--- START Text shown ---

# DEER LOTTERY COMPLETE



## njsimonson (Sep 24, 2002)

You can check how you ended up in the ND Deer Lottery for 2005 at the following link!

https://secure.apps.state.nd.us/gnf/inq ... ottery.htm

Good Luck!


----------



## tail chaser (Sep 24, 2004)

Mule Buck!!!! its about time!

TC


----------



## muskat (Mar 5, 2002)

:thumb: 
Its always a good year when you draw what you wanted!!


----------



## DeltaBoy (Mar 4, 2004)

I can shoot a buck with the muzzleloader, but not with the rifle...

I will go with that and hope for the best... :wink:


----------



## Eric Hustad (Feb 25, 2002)

Turned down for a buck in 2G1


----------



## Field Hunter (Mar 4, 2002)

Doe permit 2H...woopie! Turned down with Muzzleloader.....It's got to be Rigged!!!


----------



## 4CurlRedleg (Aug 31, 2003)

8)


----------



## Dan Bueide (Jul 1, 2002)

I won...one more ping pong ball in the '06 lottery, that is. Oh well, second choice wasn't bad. And, it's pretty much an annual $20 donation for me anyhow. Good luck to all you hard core hoof guys.


----------



## torf (Mar 11, 2002)

any antlered :thumb:


----------



## Ref (Jul 21, 2003)

Denied a buck for the third year in a row.


----------



## Jiffy (Apr 22, 2005)

AAARRRRGGGGG,..........doe...2I. :evil:


----------



## MossyMO (Feb 12, 2004)

3A2
My Sons - Successful for any antlered
My Wife - Denied
Myself - Successful for any antlered

Now my wife knows how it feels to be denied !!! But still wish she would have got a buck tag....................


----------



## tsodak (Sep 7, 2002)

Denied for muley buck, but my first try for antlered muzzleloader is an IN!!!! yeehaw!!!!

Tom


----------



## Ron Gilmore (Jan 7, 2003)

Tom I guess wirking there makes not difference! Since guys like FH think it is *RIGGED!!!!!!!!!!!!!!!* :lol: :lol: :lol: :lol:

No horn soup this year for me!


----------



## mallard (Mar 27, 2002)

Buck tag,2F1


----------



## bigblackfoot (Mar 12, 2003)

Denied for both Rifle and Muz. Hopefully i can pull a buck the second time through.


----------



## Hunter_58346 (May 22, 2003)

just imagine---------The NR's that complain about waterfowl licenses---what would they do if they went through this? Oh, sorry. this is not the same.


----------



## sierra03 (Jan 27, 2005)

Hey thanks for reminding me....Although, no win! Haha me and my dad got denied. What luck. Anyways, good luck everyone else!


----------



## taddy1340 (Dec 10, 2004)

Antlered Buck 3A4...sweet. Now only if the Air Force doesn't send me off before I can use it...


----------



## GooseBuster3 (Mar 1, 2002)

No muley for me this year... 

Guess Ill have to get him with a bow. 8)


----------



## pheasantslayer (May 13, 2004)

Got a ****** buck tag, hopefully I can get one of the ones I've been after


----------



## mh454 (Jul 2, 2004)

3A2 Any Antlered


----------



## duckslayer (Oct 30, 2003)

20 yrs old n shot 2 bucks including my youth tag.....lottery sucks for me


----------



## farmerj (Jun 19, 2004)

2 years running - 2G1 wife and I both got Any Antlered AGAIN....


----------



## SiouxperDave25 (Oct 6, 2002)

--- END Text shown ---
--- START Material provided ---

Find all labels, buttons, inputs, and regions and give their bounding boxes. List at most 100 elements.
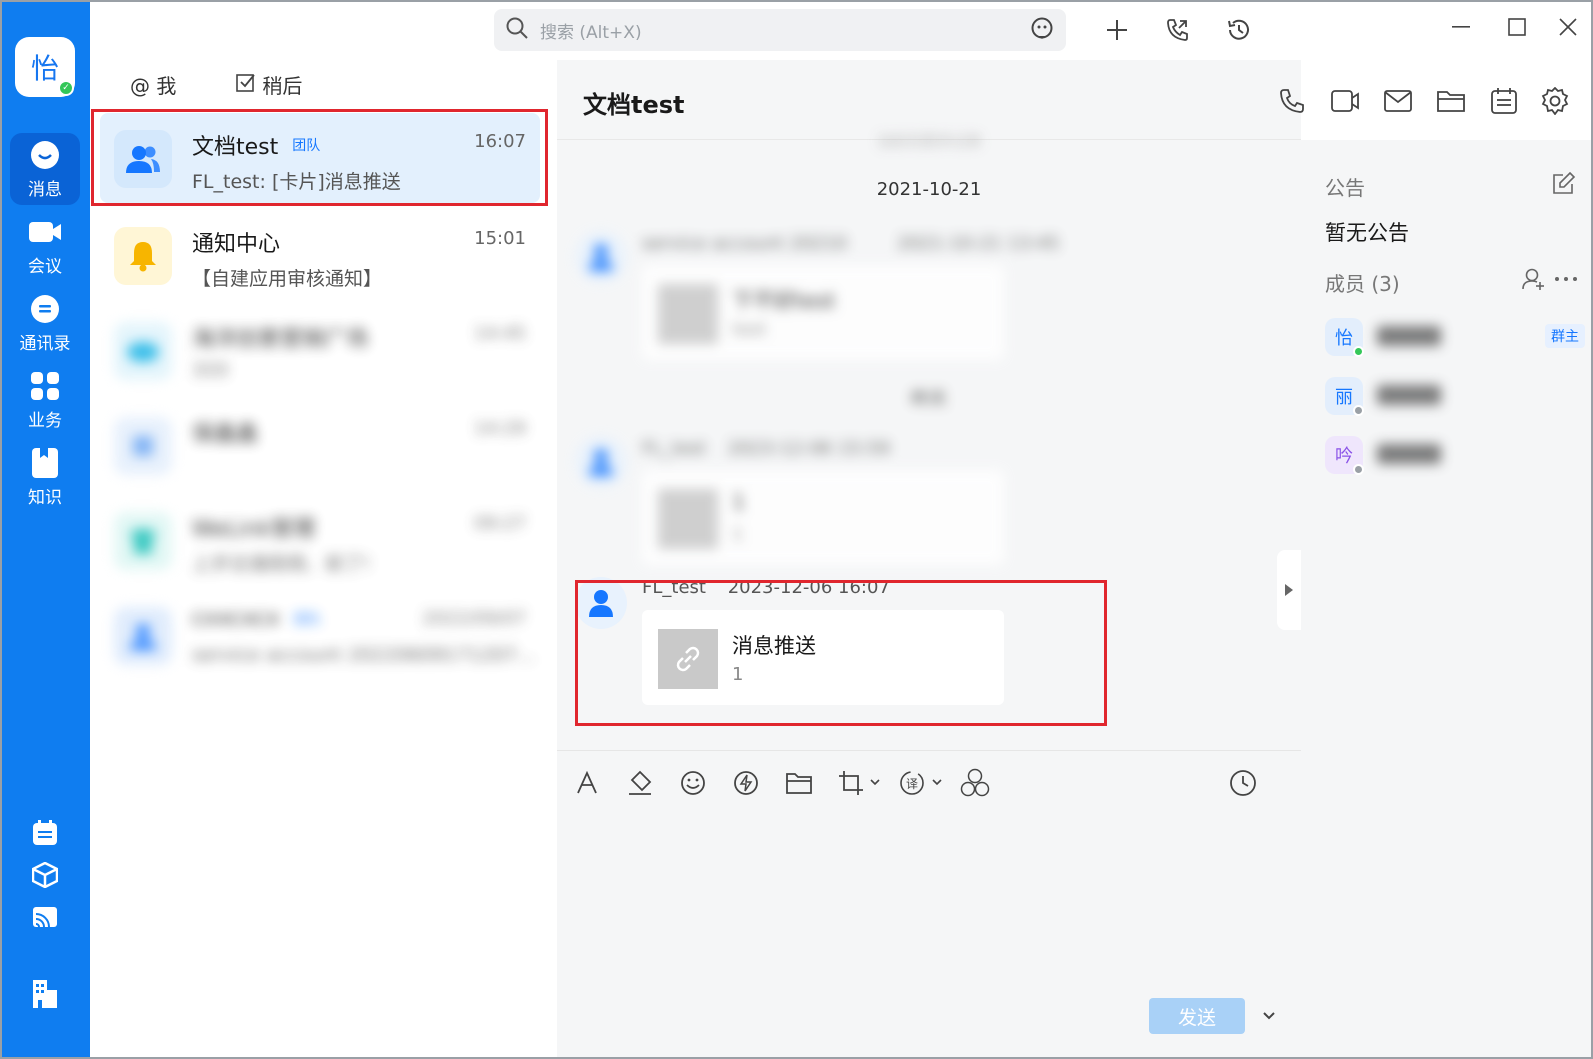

--- END Material provided ---

§ **Required actions**
(A) Say whether each statement agrees with the deer lottery thread, answering yes or no and quoting the deciding words from the thread: (i) Ref was denied a buck for the third year in a row; (ii) MossyMO's wife was successful for any antlered; (iii) Eric Hustad was turned down for a buck in 2G1.
(B) Continue the deer lottery thread from its final line onward.
The data come from a separate source unrelated to the deer lottery thread.

§ **Results of the exercise**
(A)
(i) Yes: "Denied a buck for the third year in a row."
(ii) No: "My Wife - Denied"
(iii) Yes: "Turned down for a buck in 2G1"

(B)
I didn't draw a buck tag in 2K2 so I'll have to go to Plan B and use the gratis tag.


----------



## Field Hunter (Mar 4, 2002)

I can't remember, are there buck licenses left anywhere in the state after the first drawing...normally. And can a successful application holder that drew his second choice, doe permit, apply for a buck on the second drawing?


----------



## fishhook (Aug 29, 2002)

Denied a buck tag for the first time ever in 2E. What is going on? This sucks.


----------



## g/o (Jul 13, 2004)

12


----------



## MossyMO (Feb 12, 2004)

A co-worker forgot to apply for a tag for the first lottery. When can he try and get a doe tag?


----------



## Deermeister (Feb 7, 2005)

2F1 Buck tag. Looks like I'll be seeing you again this year Mallard. Good luck to all.


----------



## mallard (Mar 27, 2002)

Deermeister,Do you or Matt have any big ones you are going after during the bow season?Also,If you are into goose hunting,you are more than welcome to hunt with us.


----------



## Muleys&amp;Honkers4life (Nov 23, 2004)

:sniper:

3B1 - Muley Buck

:sniper:

:beer:


----------



## njsimonson (Sep 24, 2002)

MossyMo - The second drawing applications are due in mid-to-late August as I recall. Tell your co-worker to keep checking the NDG&F site for information.


----------



## MossyMO (Feb 12, 2004)

njsimonson
Thanks for the info...


----------



## KEN W (Feb 22, 2002)

Buck tag in 3A4 AND a refuge permit.First time in 5 years I got both of them.


----------



## PJ (Oct 1, 2002)

Denied. I was out like a fat kid in dodge ball!


----------



## buckseye (Dec 8, 2003)

:sniper:


----------



## englishpointer (May 16, 2005)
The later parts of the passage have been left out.